A habilitação é a fase da licitação em que a Administração Pública verifica se as empresas que pretendem firmar contrato cumprem os requisitos legais mínimos. Na análise da documentação sobre qualificação econômico-financeira deve ser examinada a boa situação financeira das licitantes para execução do objeto a ser contratado.
Legislação aplicável
Em licitações regidas pela Lei nº 8.666/1993, conforme art. 31, inc. I, exige-se como um dos requisitos para qualificação econômico-financeira a apresentação do balanço patrimonial, acompanhado de demonstrações contábeis, do último exercício social, exigíveis e apresentados na forma da lei.
Já nas licitações realizadas sob a égide da Lei nº 14.133/2021 (Nova Lei de Licitações), nos termos do art. 69, inc. I, houve atualização desse requisito específico de habilitação, requerendo-se “balanço patrimonial, demonstração de resultado de exercício e demais demonstrações contábeis dos 2 (dois) últimos exercícios sociais”.
As regras para elaboração e aprovação do balanço patrimonial de sociedade limitada estão previstas no Código Civil. O art. 1.065 do diploma estabelece a obrigatoriedade de elaboração do balanço patrimonial e do balanço de resultado econômico ao término de cada exercício social. Ocorre que a aprovação das contas da administração (inclusive os balanços) depende de deliberação dos sócios (art. 1.071, inc. I), que deve ocorrer em assembleia geral, até 4 (quatro) meses depois do término do exercício social (art. 1.078, inc. I).
Para sociedade por ações, submetidas aos ditames da Lei nº 6.404/1976, também existe a obrigação de elaborar o balanço patrimonial no fim de cada exercício social (art. 176, inc. I), sendo que a aprovação deve ocorrer em assembleia-geral nos 4 (quatro) primeiros meses subsequentes (art. 132, inc. I).
Em complemento, foram criados o Sistema Público de Escrituração Digital – SPED e a Escrituração Contábil Digital – ECD para a escrituração contábil no âmbito da Receita Federal de empresas com regime tributário pelo lucro real e algumas pelo lucro presumido, a depender da parcela de lucros ou dividendos superior ao valor da base de cálculo do imposto sobre a renda.[1]
Sobre o prazo para registro da ECD no SPED, inicialmente, a Instrução Normativa nº 1.420/2013 da Receita Federal definiu como termo final o último dia útil do mês de junho. Em sequência, a Instrução Normativa nº 1.594/2015 do órgão estabeleceu o encerramento do prazo como o último dia útil do mês de maio do ano seguinte.[2]
Prazo para apresentação do balanço patrimonial
Nesse contexto, surgiu controvérsia sobre o prazo para apresentação do balanço patrimonial nas licitações, nas seguintes vertentes:
a) 30 da abril, do ano subsequente ao término do exercício, nos termos do Código Civil e para empresas não obrigadas a apresentar a ECD, principalmente as submetidas ao regime do simples nacional;
b) 31 de maio, do ano subsequente ao término do exercício, nos termos da Instrução Normativa nº 1.594/2015 da Receita Federal, para empresas obrigadas a apresentar a ECD.

→ **Material extraído**
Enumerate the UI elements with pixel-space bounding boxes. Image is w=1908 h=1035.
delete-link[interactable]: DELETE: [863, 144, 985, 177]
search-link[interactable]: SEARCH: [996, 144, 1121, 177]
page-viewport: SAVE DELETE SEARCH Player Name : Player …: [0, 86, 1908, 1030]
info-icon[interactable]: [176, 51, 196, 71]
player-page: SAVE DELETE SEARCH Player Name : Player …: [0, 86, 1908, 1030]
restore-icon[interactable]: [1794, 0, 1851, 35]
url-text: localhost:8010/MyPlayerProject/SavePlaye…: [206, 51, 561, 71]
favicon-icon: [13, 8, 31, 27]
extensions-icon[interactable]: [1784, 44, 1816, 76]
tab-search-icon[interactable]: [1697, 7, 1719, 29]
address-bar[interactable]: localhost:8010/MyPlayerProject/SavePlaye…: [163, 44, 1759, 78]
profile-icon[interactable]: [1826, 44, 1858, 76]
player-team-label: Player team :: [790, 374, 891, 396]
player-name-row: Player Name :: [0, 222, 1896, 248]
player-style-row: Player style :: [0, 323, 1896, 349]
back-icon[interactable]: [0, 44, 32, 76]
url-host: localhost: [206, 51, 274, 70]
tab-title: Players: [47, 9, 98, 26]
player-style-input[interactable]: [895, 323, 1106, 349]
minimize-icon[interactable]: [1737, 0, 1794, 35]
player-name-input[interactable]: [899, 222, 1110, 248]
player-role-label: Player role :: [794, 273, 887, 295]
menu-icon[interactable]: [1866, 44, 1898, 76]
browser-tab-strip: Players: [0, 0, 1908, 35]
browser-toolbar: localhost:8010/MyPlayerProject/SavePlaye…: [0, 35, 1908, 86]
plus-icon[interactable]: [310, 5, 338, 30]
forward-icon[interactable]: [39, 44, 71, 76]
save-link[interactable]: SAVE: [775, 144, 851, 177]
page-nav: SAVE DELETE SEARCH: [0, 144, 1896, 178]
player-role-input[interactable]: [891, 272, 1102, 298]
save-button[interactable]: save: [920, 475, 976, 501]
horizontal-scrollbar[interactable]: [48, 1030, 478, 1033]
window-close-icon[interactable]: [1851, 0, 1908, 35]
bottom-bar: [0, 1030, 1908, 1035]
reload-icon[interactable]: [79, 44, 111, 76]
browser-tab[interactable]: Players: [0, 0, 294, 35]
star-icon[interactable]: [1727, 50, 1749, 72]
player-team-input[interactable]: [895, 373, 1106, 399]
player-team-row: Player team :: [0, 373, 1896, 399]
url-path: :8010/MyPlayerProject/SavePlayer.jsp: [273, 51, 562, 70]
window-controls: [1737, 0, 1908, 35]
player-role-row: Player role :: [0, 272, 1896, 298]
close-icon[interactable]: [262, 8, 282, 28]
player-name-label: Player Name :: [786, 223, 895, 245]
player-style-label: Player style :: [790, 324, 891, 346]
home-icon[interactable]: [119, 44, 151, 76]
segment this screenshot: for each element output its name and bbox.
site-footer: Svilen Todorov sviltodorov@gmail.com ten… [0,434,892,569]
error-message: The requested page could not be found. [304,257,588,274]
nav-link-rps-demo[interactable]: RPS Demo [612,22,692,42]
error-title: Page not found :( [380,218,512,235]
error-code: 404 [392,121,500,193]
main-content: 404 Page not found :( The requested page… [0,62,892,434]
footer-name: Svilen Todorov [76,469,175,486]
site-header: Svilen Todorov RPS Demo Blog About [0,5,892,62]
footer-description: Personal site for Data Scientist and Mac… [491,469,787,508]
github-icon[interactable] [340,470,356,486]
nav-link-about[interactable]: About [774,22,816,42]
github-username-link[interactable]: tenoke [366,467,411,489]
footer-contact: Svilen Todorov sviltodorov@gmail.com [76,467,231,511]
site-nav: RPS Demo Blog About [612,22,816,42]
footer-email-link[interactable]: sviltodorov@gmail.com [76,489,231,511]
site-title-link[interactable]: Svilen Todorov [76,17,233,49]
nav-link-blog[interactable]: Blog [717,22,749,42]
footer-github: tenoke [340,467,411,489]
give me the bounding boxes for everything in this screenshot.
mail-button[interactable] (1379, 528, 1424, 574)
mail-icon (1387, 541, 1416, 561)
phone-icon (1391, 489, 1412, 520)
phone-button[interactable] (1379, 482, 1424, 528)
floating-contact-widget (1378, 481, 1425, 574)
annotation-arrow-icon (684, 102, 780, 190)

→ **O que se pede**
Copie, do texto sobre o balanço patrimonial nas licitações, a passagem que começa em "As regras para" e termina em "132, inc. I).".

→ **Resolução**
As regras para elaboração e aprovação do balanço patrimonial de sociedade limitada estão previstas no Código Civil. O art. 1.065 do diploma estabelece a obrigatoriedade de elaboração do balanço patrimonial e do balanço de resultado econômico ao término de cada exercício social. Ocorre que a aprovação das contas da administração (inclusive os balanços) depende de deliberação dos sócios (art. 1.071, inc. I), que deve ocorrer em assembleia geral, até 4 (quatro) meses depois do término do exercício social (art. 1.078, inc. I).
Para sociedade por ações, submetidas aos ditames da Lei nº 6.404/1976, também existe a obrigação de elaborar o balanço patrimonial no fim de cada exercício social (art. 176, inc. I), sendo que a aprovação deve ocorrer em assembleia-geral nos 4 (quatro) primeiros meses subsequentes (art. 132, inc. I).